# Extrait du document:

Un Chemin de Consolation est avant tout un pèlerinage intérieur qui invite les personnes blessées dans leur maternité ou leur paternité à exprimer leur souffrance, à rencontrer Dieu qui veut « nous consoler, nous pardonner et nous redonner l’espérance » (Pape François). C’est une rencontre possible avec Sa miséricorde.
Un chemin de consolation est aussi un lieu de mémoire. Quand la vie d’un tout-petit a visité le corps d’une femme, plus rien n’est pareil. Que ce passage ait duré quelques jours ou plusieurs mois, que la mort ait été accidentelle ou décidée, cette vie est imprimée dans le cœur de la mère et du père. Elle demeure dans leur histoire, dans l’histoire.
Faire la démarche d’inscrire le prénom de ce tout-petit dans un lieu est une manière de reconnaître et de montrer au monde l’importance de cette courte vie. Être reconnu dans sa souffrance et son histoire est le premier pas pour être consolé.
Au terme d’un parcours proposant des méditations consolantes dans l’église Notre-Dame-de-Lourdes, les parents peuvent demander de poser une plaque-mémoire au nom de leur enfant.

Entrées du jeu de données
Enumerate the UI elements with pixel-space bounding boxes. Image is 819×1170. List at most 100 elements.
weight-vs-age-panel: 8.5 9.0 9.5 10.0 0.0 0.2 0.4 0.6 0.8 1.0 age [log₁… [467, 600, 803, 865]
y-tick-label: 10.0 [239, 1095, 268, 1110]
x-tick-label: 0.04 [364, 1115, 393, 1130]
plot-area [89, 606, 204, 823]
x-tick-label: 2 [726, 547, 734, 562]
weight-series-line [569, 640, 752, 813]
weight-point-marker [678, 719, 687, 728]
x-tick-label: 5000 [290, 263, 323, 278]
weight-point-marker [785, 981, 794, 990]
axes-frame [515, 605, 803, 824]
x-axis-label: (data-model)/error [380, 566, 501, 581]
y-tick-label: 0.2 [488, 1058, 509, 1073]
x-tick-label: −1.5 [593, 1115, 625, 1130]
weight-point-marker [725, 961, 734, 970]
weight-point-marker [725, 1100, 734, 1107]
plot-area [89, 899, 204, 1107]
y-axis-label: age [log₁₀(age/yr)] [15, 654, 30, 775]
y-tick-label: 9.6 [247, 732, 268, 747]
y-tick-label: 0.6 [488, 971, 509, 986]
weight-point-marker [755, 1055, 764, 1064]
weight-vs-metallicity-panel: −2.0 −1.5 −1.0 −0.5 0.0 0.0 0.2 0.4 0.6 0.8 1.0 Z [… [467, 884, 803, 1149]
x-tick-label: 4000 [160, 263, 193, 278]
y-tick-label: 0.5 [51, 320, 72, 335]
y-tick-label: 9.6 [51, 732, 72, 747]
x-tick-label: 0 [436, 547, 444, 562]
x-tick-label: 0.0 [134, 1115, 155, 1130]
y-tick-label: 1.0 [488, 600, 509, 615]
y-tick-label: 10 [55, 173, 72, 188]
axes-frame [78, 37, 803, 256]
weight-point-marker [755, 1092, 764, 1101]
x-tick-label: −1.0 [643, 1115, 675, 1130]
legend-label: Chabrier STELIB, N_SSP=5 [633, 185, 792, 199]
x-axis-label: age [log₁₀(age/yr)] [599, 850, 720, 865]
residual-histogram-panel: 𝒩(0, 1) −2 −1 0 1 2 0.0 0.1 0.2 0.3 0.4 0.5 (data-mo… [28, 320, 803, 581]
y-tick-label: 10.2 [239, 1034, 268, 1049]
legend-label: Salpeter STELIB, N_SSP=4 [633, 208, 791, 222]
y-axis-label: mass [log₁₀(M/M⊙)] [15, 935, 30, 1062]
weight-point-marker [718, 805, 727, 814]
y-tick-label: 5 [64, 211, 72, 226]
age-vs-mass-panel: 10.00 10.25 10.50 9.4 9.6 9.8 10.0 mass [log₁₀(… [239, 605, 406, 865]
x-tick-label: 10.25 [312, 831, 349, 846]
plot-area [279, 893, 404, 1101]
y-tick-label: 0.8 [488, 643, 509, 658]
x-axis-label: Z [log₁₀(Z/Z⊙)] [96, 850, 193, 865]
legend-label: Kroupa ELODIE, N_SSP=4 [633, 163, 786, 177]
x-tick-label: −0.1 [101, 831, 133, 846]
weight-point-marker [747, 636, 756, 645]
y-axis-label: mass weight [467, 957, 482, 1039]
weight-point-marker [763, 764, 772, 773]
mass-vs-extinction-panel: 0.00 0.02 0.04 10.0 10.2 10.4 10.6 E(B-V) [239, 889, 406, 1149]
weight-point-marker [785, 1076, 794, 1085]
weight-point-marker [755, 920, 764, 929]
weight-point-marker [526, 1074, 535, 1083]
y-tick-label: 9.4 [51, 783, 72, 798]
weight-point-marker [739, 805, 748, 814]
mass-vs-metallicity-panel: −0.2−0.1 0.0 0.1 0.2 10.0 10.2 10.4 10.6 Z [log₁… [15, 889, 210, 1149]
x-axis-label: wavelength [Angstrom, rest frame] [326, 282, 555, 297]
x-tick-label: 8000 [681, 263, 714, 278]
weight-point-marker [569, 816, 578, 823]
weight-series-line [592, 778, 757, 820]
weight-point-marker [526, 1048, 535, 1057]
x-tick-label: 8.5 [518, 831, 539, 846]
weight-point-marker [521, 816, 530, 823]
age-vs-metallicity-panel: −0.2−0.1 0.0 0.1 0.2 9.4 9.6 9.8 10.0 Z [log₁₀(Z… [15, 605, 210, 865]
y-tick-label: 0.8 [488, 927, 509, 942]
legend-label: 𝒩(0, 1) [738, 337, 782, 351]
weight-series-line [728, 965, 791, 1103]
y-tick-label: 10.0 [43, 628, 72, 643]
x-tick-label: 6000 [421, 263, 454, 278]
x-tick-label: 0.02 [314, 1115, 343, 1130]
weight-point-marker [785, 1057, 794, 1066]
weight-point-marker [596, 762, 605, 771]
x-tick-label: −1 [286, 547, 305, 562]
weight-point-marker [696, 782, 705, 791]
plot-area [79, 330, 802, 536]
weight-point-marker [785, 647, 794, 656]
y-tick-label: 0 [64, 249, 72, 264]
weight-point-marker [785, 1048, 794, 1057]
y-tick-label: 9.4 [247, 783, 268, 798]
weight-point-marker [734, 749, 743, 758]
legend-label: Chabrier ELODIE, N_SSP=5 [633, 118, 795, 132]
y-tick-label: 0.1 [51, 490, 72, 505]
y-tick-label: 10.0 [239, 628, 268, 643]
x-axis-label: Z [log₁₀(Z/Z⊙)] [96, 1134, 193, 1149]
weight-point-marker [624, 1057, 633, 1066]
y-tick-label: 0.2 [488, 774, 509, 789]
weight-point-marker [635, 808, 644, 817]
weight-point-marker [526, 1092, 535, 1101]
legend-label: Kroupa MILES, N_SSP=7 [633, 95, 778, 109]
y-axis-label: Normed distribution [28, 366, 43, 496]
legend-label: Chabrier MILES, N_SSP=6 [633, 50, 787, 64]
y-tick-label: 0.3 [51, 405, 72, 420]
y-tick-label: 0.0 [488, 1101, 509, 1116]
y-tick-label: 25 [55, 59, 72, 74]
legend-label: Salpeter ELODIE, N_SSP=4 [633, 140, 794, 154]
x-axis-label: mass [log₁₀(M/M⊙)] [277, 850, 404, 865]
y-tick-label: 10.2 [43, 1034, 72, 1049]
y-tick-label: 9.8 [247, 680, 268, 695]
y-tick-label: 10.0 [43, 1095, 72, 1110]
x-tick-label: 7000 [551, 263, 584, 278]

# Problèmes à résoudre:
• a. D'après l'extrait, pourquoi inscrire le prénom du tout-petit dans un lieu ?
• b. Selon la citation du pape François dans l'extrait, que veut faire Dieu ? Énumérez chaque action.
• c. Répondez à ces questions sur l'extrait :
(i) Dans quelle église se trouvent les méditations consolantes du parcours ?
(ii) Qui est l'auteur de la phrase citée sur Dieu ?
(iii) Que peuvent demander les parents au terme du parcours ?

# Solutions:
• a. C'est une manière de reconnaître l'importance de cette courte vie et de la montrer au monde. Or être reconnu dans sa souffrance et son histoire est le premier pas pour être consolé.

• b.
- nous consoler
- nous pardonner
- nous redonner l'espérance

• c.
(i) Dans l'église Notre-Dame-de-Lourdes.
(ii) Le pape François.
(iii) De poser une plaque-mémoire au nom de leur enfant.